§ Given exercise:
Track down each line that has the word "visual" and copy it.

§ Records for the exercise:
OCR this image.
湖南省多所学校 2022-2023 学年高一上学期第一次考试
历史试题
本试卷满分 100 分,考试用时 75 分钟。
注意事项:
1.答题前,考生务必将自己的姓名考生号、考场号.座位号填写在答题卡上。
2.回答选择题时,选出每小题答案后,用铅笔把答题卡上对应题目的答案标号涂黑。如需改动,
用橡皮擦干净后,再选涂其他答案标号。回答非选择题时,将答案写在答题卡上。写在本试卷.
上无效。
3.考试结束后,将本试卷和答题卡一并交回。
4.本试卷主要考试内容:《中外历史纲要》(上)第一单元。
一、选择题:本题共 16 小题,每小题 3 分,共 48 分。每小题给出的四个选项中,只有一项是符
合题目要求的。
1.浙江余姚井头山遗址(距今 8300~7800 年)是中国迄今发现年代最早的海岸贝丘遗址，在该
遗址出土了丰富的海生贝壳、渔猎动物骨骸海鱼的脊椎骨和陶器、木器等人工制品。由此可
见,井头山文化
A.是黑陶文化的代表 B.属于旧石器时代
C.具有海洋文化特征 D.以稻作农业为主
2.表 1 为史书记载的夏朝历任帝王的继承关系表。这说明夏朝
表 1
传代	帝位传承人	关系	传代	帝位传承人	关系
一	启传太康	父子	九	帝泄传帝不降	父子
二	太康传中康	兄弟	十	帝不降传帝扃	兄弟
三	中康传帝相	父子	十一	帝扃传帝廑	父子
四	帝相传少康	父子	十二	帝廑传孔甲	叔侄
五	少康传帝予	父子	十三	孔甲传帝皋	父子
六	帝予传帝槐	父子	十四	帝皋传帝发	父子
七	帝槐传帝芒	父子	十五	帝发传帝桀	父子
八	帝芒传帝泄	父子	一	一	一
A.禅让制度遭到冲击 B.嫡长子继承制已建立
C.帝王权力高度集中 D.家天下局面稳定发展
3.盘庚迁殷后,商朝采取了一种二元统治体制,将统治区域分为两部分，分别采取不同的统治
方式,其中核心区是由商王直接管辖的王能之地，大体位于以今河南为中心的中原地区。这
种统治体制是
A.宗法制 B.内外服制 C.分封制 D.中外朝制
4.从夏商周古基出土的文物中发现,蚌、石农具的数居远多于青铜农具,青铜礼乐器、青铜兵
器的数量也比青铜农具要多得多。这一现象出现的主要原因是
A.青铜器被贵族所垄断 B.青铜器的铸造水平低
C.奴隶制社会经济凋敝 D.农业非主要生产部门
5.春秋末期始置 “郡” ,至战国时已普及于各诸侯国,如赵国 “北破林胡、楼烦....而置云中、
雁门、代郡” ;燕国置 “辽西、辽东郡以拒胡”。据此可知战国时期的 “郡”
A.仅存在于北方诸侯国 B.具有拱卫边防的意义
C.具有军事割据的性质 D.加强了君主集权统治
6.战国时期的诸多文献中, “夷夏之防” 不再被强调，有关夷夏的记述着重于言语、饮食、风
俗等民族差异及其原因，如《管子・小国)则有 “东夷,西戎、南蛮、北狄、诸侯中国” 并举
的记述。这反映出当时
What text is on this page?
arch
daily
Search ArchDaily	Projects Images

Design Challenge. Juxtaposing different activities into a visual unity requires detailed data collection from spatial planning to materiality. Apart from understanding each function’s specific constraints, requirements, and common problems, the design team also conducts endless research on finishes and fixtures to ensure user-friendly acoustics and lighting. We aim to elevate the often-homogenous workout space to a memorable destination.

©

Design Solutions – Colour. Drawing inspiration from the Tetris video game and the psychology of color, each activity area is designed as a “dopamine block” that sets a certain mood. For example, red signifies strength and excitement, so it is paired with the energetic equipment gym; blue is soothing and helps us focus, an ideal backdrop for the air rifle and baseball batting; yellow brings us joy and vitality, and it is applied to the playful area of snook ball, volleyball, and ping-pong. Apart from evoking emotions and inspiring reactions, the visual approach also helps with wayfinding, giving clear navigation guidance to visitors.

§ Expected output:
Design Challenge. Juxtaposing different activities into a visual unity requires detailed data collection from spatial planning to materiality. Apart from understanding each function’s specific constraints, requirements, and common problems, the design team also conducts endless research on finishes and fixtures to ensure user-friendly acoustics and lighting. We aim to elevate the often-homogenous workout space to a memorable destination.
Design Solutions – Colour. Drawing inspiration from the Tetris video game and the psychology of color, each activity area is designed as a “dopamine block” that sets a certain mood. For example, red signifies strength and excitement, so it is paired with the energetic equipment gym; blue is soothing and helps us focus, an ideal backdrop for the air rifle and baseball batting; yellow brings us joy and vitality, and it is applied to the playful area of snook ball, volleyball, and ping-pong. Apart from evoking emotions and inspiring reactions, the visual approach also helps with wayfinding, giving clear navigation guidance to visitors.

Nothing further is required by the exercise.